━━ Data section

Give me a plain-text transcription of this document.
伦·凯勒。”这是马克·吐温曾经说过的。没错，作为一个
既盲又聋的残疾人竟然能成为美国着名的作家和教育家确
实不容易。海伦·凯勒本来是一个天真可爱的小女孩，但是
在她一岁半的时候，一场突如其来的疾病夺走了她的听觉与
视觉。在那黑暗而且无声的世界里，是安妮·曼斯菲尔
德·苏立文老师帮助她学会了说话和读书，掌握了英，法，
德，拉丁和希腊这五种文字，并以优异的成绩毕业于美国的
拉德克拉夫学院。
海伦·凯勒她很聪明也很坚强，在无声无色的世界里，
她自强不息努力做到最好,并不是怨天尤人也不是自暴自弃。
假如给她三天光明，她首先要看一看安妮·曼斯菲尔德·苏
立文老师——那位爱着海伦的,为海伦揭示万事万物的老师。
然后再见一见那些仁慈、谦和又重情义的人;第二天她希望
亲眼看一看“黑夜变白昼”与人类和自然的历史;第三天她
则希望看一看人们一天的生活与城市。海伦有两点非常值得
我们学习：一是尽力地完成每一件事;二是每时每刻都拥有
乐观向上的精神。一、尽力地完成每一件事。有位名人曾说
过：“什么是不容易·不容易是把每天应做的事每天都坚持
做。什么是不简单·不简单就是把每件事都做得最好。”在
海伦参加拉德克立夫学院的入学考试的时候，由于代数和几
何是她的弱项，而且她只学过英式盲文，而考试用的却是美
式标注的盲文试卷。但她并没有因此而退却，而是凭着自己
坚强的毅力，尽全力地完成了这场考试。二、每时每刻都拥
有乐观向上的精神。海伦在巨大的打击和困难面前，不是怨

━━━━

» Task brief:
Produce an exact copy of the whole listing.

» The completed task:
Give me a plain-text transcription of this document.
伦·凯勒。”这是马克·吐温曾经说过的。没错，作为一个
既盲又聋的残疾人竟然能成为美国着名的作家和教育家确
实不容易。海伦·凯勒本来是一个天真可爱的小女孩，但是
在她一岁半的时候，一场突如其来的疾病夺走了她的听觉与
视觉。在那黑暗而且无声的世界里，是安妮·曼斯菲尔
德·苏立文老师帮助她学会了说话和读书，掌握了英，法，
德，拉丁和希腊这五种文字，并以优异的成绩毕业于美国的
拉德克拉夫学院。
海伦·凯勒她很聪明也很坚强，在无声无色的世界里，
她自强不息努力做到最好,并不是怨天尤人也不是自暴自弃。
假如给她三天光明，她首先要看一看安妮·曼斯菲尔德·苏
立文老师——那位爱着海伦的,为海伦揭示万事万物的老师。
然后再见一见那些仁慈、谦和又重情义的人;第二天她希望
亲眼看一看“黑夜变白昼”与人类和自然的历史;第三天她
则希望看一看人们一天的生活与城市。海伦有两点非常值得
我们学习：一是尽力地完成每一件事;二是每时每刻都拥有
乐观向上的精神。一、尽力地完成每一件事。有位名人曾说
过：“什么是不容易·不容易是把每天应做的事每天都坚持
做。什么是不简单·不简单就是把每件事都做得最好。”在
海伦参加拉德克立夫学院的入学考试的时候，由于代数和几
何是她的弱项，而且她只学过英式盲文，而考试用的却是美
式标注的盲文试卷。但她并没有因此而退却，而是凭着自己
坚强的毅力，尽全力地完成了这场考试。二、每时每刻都拥
有乐观向上的精神。海伦在巨大的打击和困难面前，不是怨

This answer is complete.